DATA LINES:
************

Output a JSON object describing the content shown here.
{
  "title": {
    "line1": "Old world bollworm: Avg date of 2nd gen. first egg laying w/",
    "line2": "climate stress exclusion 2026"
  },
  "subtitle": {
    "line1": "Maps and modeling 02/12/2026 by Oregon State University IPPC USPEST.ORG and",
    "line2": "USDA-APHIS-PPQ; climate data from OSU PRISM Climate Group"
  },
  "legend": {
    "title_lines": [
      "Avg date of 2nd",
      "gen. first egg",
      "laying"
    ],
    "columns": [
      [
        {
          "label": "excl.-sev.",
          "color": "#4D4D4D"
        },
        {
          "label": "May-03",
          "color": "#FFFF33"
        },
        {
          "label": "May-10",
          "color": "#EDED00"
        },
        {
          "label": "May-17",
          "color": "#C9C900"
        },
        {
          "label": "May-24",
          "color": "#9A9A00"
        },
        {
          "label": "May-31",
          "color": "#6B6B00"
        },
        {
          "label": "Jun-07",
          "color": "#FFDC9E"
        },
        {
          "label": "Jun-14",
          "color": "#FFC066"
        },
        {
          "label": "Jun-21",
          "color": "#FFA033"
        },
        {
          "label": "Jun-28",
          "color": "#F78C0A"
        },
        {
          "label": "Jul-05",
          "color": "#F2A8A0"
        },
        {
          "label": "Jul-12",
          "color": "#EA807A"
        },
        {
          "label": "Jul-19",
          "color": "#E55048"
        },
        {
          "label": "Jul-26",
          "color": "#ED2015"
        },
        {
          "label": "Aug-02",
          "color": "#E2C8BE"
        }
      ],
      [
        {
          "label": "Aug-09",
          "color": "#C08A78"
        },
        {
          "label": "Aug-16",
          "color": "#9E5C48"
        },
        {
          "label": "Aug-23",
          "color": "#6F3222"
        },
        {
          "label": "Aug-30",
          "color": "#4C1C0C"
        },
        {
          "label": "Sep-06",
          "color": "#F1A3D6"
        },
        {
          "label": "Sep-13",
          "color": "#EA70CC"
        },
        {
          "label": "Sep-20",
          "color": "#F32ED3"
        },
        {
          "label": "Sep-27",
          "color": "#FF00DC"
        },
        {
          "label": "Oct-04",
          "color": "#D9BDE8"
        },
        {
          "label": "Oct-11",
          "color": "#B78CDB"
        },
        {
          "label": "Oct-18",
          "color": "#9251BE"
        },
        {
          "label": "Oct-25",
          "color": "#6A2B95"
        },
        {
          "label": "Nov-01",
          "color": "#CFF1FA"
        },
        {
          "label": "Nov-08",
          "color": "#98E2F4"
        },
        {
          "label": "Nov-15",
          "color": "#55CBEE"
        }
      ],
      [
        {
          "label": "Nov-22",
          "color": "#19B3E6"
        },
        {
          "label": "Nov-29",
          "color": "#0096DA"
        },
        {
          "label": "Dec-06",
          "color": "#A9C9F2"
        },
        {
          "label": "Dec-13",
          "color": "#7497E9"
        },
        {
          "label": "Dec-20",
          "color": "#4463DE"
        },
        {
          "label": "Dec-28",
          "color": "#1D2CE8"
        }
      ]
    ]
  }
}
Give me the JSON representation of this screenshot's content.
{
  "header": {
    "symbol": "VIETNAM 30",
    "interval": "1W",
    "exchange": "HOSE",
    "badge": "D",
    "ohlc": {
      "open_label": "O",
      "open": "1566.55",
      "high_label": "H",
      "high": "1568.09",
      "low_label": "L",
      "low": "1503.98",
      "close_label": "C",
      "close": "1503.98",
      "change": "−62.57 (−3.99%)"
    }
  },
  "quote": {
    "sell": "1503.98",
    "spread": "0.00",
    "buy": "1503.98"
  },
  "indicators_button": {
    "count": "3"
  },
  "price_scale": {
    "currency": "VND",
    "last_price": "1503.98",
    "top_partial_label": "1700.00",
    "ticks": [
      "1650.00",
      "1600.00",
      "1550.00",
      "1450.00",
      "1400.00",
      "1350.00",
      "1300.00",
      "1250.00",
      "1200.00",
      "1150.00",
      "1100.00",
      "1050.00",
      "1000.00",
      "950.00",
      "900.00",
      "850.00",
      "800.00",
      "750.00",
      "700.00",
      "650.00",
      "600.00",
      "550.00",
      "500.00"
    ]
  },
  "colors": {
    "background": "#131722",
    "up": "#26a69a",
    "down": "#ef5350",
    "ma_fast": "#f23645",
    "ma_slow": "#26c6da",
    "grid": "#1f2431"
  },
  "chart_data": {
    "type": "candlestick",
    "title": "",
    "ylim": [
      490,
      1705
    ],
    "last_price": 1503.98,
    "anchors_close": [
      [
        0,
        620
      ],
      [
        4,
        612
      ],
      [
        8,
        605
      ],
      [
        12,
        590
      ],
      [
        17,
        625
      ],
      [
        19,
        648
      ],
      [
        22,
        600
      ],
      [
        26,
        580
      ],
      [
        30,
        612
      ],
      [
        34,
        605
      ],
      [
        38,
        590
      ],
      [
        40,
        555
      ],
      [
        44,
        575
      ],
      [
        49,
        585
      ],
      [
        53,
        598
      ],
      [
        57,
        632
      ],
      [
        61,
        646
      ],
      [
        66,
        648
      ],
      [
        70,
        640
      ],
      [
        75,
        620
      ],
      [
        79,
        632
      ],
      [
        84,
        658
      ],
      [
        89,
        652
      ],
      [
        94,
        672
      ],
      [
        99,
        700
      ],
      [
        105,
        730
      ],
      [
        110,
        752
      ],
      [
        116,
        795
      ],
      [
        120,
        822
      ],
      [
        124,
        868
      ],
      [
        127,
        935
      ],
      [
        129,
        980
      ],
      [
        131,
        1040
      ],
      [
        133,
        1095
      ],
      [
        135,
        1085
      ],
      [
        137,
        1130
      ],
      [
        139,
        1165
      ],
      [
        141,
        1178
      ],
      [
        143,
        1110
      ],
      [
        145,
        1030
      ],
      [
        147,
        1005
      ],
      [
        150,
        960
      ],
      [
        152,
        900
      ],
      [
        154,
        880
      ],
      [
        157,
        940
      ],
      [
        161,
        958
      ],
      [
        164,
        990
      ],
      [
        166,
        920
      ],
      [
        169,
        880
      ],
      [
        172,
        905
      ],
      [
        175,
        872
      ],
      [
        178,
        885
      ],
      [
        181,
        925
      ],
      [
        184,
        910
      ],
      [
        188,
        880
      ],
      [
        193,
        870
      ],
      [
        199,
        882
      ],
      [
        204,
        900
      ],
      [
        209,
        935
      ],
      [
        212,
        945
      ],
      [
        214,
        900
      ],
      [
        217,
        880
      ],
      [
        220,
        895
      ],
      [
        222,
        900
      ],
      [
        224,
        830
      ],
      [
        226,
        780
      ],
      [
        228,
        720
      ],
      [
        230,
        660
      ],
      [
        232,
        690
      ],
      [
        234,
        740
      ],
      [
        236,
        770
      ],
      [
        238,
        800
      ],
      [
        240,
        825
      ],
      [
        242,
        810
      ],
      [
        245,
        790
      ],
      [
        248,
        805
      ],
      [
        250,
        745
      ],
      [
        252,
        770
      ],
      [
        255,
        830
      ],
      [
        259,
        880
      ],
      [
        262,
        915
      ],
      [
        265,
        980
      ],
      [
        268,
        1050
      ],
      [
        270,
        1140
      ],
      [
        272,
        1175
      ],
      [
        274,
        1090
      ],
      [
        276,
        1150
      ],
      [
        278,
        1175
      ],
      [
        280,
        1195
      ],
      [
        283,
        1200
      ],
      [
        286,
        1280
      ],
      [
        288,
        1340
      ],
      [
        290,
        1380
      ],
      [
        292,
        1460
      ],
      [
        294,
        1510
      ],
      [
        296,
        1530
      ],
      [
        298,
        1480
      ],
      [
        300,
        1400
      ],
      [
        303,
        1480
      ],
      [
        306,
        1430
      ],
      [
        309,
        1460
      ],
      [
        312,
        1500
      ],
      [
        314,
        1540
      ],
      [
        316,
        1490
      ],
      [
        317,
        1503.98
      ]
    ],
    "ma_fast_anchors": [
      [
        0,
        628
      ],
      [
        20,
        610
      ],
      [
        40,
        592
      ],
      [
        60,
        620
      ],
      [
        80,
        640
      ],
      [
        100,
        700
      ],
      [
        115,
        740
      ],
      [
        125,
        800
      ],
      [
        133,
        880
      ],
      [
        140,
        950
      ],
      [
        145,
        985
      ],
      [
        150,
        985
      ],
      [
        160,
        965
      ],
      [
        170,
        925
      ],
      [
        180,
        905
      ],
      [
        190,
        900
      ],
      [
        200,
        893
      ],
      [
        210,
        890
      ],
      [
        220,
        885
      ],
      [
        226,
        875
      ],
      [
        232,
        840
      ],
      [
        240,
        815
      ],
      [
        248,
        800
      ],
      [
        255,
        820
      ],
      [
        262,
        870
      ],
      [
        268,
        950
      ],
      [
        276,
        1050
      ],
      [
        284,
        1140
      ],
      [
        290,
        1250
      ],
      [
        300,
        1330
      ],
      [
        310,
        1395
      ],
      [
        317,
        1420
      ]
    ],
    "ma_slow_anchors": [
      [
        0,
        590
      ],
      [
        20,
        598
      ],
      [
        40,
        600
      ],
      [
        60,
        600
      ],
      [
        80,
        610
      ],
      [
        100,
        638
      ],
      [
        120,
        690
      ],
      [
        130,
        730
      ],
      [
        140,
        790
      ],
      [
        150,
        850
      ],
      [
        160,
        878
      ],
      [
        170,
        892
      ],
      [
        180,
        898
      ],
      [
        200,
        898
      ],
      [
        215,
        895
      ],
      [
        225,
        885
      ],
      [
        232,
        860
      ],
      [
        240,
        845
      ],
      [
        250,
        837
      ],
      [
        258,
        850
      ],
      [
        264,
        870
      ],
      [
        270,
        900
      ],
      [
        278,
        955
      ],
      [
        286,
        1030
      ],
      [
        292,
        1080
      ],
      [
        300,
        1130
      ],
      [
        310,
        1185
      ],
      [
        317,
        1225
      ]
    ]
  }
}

************

TASK: Collect every line with the string "first" from the records, and copy each.

THE COMPLETED TASK:
    "line1": "Old world bollworm: Avg date of 2nd gen. first egg laying w/",
      "gen. first egg",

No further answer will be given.